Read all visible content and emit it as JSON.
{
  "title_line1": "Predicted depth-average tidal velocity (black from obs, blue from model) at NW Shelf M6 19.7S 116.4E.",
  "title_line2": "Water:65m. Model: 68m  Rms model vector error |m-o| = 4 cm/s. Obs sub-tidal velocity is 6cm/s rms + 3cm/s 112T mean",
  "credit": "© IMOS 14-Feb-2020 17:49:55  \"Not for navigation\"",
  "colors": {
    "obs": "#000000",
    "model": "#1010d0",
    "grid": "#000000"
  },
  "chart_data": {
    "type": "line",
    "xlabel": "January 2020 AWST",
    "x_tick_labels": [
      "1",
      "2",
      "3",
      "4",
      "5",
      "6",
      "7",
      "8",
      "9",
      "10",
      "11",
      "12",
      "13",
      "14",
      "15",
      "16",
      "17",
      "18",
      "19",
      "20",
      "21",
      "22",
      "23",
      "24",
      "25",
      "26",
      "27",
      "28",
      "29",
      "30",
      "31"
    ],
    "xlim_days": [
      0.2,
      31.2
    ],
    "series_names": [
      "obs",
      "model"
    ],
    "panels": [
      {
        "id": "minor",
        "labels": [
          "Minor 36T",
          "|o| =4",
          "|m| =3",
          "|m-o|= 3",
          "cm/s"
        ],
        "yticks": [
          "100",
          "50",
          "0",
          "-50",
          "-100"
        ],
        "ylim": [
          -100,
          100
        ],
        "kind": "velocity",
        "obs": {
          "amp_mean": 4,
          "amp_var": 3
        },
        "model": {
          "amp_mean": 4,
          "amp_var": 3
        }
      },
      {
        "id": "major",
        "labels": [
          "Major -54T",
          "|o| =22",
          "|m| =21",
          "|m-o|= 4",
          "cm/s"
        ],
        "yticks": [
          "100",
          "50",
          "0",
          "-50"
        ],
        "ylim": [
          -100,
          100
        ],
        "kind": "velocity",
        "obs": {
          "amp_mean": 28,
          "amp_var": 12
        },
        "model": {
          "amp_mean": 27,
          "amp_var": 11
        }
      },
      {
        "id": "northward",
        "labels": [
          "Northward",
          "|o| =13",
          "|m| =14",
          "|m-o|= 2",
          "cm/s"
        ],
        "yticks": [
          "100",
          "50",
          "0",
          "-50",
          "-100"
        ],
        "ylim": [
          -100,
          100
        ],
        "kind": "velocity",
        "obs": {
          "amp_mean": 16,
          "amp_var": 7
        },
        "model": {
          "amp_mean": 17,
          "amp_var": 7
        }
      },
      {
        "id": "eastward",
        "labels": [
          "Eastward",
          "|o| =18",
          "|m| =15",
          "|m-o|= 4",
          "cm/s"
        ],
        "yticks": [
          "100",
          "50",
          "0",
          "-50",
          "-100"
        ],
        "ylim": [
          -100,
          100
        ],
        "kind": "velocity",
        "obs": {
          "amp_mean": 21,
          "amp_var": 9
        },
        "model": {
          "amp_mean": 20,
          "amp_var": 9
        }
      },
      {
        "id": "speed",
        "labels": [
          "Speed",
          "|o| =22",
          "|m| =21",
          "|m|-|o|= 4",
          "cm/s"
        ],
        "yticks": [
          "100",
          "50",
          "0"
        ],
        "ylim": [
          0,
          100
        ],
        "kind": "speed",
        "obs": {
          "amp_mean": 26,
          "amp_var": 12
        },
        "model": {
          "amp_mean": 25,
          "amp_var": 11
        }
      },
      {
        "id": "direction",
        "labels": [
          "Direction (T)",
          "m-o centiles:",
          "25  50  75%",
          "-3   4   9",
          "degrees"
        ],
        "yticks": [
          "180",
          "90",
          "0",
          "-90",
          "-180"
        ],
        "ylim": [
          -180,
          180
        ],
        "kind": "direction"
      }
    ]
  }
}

▸ INSTRUCTIONS TO FOLLOW
Output each entry precisely as given.

▸ COMPLETE RESPONSE
Read all visible content and emit it as JSON.
{
  "title_line1": "Predicted depth-average tidal velocity (black from obs, blue from model) at NW Shelf M6 19.7S 116.4E.",
  "title_line2": "Water:65m. Model: 68m  Rms model vector error |m-o| = 4 cm/s. Obs sub-tidal velocity is 6cm/s rms + 3cm/s 112T mean",
  "credit": "© IMOS 14-Feb-2020 17:49:55  \"Not for navigation\"",
  "colors": {
    "obs": "#000000",
    "model": "#1010d0",
    "grid": "#000000"
  },
  "chart_data": {
    "type": "line",
    "xlabel": "January 2020 AWST",
    "x_tick_labels": [
      "1",
      "2",
      "3",
      "4",
      "5",
      "6",
      "7",
      "8",
      "9",
      "10",
      "11",
      "12",
      "13",
      "14",
      "15",
      "16",
      "17",
      "18",
      "19",
      "20",
      "21",
      "22",
      "23",
      "24",
      "25",
      "26",
      "27",
      "28",
      "29",
      "30",
      "31"
    ],
    "xlim_days": [
      0.2,
      31.2
    ],
    "series_names": [
      "obs",
      "model"
    ],
    "panels": [
      {
        "id": "minor",
        "labels": [
          "Minor 36T",
          "|o| =4",
          "|m| =3",
          "|m-o|= 3",
          "cm/s"
        ],
        "yticks": [
          "100",
          "50",
          "0",
          "-50",
          "-100"
        ],
        "ylim": [
          -100,
          100
        ],
        "kind": "velocity",
        "obs": {
          "amp_mean": 4,
          "amp_var": 3
        },
        "model": {
          "amp_mean": 4,
          "amp_var": 3
        }
      },
      {
        "id": "major",
        "labels": [
          "Major -54T",
          "|o| =22",
          "|m| =21",
          "|m-o|= 4",
          "cm/s"
        ],
        "yticks": [
          "100",
          "50",
          "0",
          "-50"
        ],
        "ylim": [
          -100,
          100
        ],
        "kind": "velocity",
        "obs": {
          "amp_mean": 28,
          "amp_var": 12
        },
        "model": {
          "amp_mean": 27,
          "amp_var": 11
        }
      },
      {
        "id": "northward",
        "labels": [
          "Northward",
          "|o| =13",
          "|m| =14",
          "|m-o|= 2",
          "cm/s"
        ],
        "yticks": [
          "100",
          "50",
          "0",
          "-50",
          "-100"
        ],
        "ylim": [
          -100,
          100
        ],
        "kind": "velocity",
        "obs": {
          "amp_mean": 16,
          "amp_var": 7
        },
        "model": {
          "amp_mean": 17,
          "amp_var": 7
        }
      },
      {
        "id": "eastward",
        "labels": [
          "Eastward",
          "|o| =18",
          "|m| =15",
          "|m-o|= 4",
          "cm/s"
        ],
        "yticks": [
          "100",
          "50",
          "0",
          "-50",
          "-100"
        ],
        "ylim": [
          -100,
          100
        ],
        "kind": "velocity",
        "obs": {
          "amp_mean": 21,
          "amp_var": 9
        },
        "model": {
          "amp_mean": 20,
          "amp_var": 9
        }
      },
      {
        "id": "speed",
        "labels": [
          "Speed",
          "|o| =22",
          "|m| =21",
          "|m|-|o|= 4",
          "cm/s"
        ],
        "yticks": [
          "100",
          "50",
          "0"
        ],
        "ylim": [
          0,
          100
        ],
        "kind": "speed",
        "obs": {
          "amp_mean": 26,
          "amp_var": 12
        },
        "model": {
          "amp_mean": 25,
          "amp_var": 11
        }
      },
      {
        "id": "direction",
        "labels": [
          "Direction (T)",
          "m-o centiles:",
          "25  50  75%",
          "-3   4   9",
          "degrees"
        ],
        "yticks": [
          "180",
          "90",
          "0",
          "-90",
          "-180"
        ],
        "ylim": [
          -180,
          180
        ],
        "kind": "direction"
      }
    ]
  }
}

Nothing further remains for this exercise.